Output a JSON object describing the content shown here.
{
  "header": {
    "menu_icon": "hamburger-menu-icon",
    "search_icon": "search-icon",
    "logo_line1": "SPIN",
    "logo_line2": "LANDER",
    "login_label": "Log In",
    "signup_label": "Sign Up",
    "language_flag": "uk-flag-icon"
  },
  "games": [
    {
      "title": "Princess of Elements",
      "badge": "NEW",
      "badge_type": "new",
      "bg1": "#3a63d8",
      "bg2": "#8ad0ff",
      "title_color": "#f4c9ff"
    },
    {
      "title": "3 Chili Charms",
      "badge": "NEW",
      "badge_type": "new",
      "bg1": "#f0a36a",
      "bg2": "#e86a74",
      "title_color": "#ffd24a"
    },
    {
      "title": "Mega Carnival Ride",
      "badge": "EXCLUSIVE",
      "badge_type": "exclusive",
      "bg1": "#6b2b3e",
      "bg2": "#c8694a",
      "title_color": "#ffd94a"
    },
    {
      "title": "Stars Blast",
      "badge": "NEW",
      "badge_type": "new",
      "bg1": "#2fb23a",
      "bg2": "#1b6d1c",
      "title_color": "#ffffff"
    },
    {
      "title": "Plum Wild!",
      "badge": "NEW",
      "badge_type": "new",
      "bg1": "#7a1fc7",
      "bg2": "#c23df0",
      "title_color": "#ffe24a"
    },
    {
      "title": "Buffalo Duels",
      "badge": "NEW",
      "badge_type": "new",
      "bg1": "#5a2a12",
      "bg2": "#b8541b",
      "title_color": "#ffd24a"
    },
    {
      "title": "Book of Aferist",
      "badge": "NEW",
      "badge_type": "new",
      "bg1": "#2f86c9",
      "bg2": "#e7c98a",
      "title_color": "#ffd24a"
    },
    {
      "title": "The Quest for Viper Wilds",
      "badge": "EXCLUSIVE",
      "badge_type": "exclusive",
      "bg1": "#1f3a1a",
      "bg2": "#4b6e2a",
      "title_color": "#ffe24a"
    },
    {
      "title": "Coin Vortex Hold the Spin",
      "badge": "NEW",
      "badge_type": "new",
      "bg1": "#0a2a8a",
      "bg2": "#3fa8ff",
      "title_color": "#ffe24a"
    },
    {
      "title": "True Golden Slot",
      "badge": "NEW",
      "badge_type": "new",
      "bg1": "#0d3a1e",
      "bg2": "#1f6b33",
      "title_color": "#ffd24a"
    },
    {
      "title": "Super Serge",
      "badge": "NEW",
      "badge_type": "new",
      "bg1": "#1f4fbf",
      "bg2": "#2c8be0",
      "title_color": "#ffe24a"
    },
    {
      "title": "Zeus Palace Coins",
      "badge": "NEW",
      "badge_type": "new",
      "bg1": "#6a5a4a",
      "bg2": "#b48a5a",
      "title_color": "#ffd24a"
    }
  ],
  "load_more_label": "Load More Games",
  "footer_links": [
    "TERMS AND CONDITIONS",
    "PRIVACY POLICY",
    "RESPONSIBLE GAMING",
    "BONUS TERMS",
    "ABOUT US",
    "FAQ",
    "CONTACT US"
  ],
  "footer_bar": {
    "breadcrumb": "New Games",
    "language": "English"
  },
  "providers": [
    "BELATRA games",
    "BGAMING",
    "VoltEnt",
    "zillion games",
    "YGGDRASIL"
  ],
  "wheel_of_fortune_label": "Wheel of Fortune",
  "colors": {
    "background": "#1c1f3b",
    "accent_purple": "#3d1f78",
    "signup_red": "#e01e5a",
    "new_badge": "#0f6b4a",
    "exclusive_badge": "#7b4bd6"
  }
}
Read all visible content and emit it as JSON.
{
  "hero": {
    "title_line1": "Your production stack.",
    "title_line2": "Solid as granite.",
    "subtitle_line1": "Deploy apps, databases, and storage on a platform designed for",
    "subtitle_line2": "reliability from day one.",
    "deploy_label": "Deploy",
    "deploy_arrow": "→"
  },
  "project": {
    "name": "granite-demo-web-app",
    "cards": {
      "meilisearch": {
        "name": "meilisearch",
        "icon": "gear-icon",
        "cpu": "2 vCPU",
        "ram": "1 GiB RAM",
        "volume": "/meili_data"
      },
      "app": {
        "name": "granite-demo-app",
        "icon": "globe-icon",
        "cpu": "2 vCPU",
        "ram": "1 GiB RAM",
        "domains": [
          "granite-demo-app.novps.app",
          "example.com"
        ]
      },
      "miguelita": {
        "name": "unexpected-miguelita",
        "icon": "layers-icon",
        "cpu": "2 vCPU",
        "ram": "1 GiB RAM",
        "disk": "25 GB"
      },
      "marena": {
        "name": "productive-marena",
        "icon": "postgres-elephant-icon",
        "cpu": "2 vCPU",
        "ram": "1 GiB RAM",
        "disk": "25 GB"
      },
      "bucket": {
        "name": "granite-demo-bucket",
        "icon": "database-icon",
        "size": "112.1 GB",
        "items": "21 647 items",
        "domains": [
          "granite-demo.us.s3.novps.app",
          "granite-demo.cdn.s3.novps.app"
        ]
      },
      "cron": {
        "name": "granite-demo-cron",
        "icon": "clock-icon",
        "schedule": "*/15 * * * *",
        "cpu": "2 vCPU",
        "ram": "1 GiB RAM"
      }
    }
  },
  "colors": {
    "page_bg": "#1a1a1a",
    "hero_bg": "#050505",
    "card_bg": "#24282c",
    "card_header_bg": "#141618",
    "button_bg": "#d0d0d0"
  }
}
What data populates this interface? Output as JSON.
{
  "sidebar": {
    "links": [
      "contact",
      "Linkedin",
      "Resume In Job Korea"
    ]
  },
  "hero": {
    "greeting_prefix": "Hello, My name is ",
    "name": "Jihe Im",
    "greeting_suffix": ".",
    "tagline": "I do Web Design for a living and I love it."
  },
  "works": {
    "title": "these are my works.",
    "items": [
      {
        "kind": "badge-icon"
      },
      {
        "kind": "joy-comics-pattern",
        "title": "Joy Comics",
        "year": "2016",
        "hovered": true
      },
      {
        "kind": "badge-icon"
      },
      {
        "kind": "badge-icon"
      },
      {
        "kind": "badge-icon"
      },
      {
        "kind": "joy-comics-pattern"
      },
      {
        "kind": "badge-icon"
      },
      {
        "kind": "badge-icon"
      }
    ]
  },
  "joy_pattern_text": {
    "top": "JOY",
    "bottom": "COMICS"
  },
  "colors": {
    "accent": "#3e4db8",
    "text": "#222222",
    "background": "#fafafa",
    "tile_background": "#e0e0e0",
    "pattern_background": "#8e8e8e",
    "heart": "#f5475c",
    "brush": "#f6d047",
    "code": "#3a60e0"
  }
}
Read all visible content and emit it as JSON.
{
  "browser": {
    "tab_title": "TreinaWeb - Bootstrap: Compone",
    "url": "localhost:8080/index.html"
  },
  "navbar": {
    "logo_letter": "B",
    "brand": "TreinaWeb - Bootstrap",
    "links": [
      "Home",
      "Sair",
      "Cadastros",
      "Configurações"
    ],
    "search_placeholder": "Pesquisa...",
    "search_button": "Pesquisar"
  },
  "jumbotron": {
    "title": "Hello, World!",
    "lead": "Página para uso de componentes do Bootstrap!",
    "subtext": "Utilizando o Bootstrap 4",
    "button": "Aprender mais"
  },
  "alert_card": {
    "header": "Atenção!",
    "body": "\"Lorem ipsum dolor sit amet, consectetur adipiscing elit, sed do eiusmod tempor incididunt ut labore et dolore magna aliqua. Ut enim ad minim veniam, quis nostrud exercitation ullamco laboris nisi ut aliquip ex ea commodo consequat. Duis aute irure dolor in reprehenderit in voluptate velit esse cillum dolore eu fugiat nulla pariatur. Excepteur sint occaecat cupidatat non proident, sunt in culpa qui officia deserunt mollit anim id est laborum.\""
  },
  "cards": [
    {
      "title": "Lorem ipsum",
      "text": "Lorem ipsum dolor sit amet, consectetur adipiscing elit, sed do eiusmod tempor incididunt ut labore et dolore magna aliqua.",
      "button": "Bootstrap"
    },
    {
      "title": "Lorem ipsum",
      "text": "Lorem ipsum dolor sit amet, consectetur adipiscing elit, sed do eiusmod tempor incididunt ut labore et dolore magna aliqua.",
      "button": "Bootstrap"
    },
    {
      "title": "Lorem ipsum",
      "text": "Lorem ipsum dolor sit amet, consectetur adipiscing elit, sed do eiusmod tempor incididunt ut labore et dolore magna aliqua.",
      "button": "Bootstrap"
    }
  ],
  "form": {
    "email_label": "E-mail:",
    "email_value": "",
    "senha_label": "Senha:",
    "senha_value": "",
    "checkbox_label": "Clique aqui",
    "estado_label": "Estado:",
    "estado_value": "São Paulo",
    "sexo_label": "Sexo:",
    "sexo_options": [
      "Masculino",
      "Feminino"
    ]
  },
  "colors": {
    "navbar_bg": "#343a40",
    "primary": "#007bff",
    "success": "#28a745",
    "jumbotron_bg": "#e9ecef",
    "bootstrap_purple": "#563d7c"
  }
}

════════════════

▸ **The task**: Copy every line of the material in which the word "name" occurs.

▸ **Written solution**:
    "name": "granite-demo-web-app",
        "name": "meilisearch",
        "name": "granite-demo-app",
        "name": "unexpected-miguelita",
        "name": "productive-marena",
        "name": "granite-demo-bucket",
        "name": "granite-demo-cron",
    "greeting_prefix": "Hello, My name is ",
    "name": "Jihe Im",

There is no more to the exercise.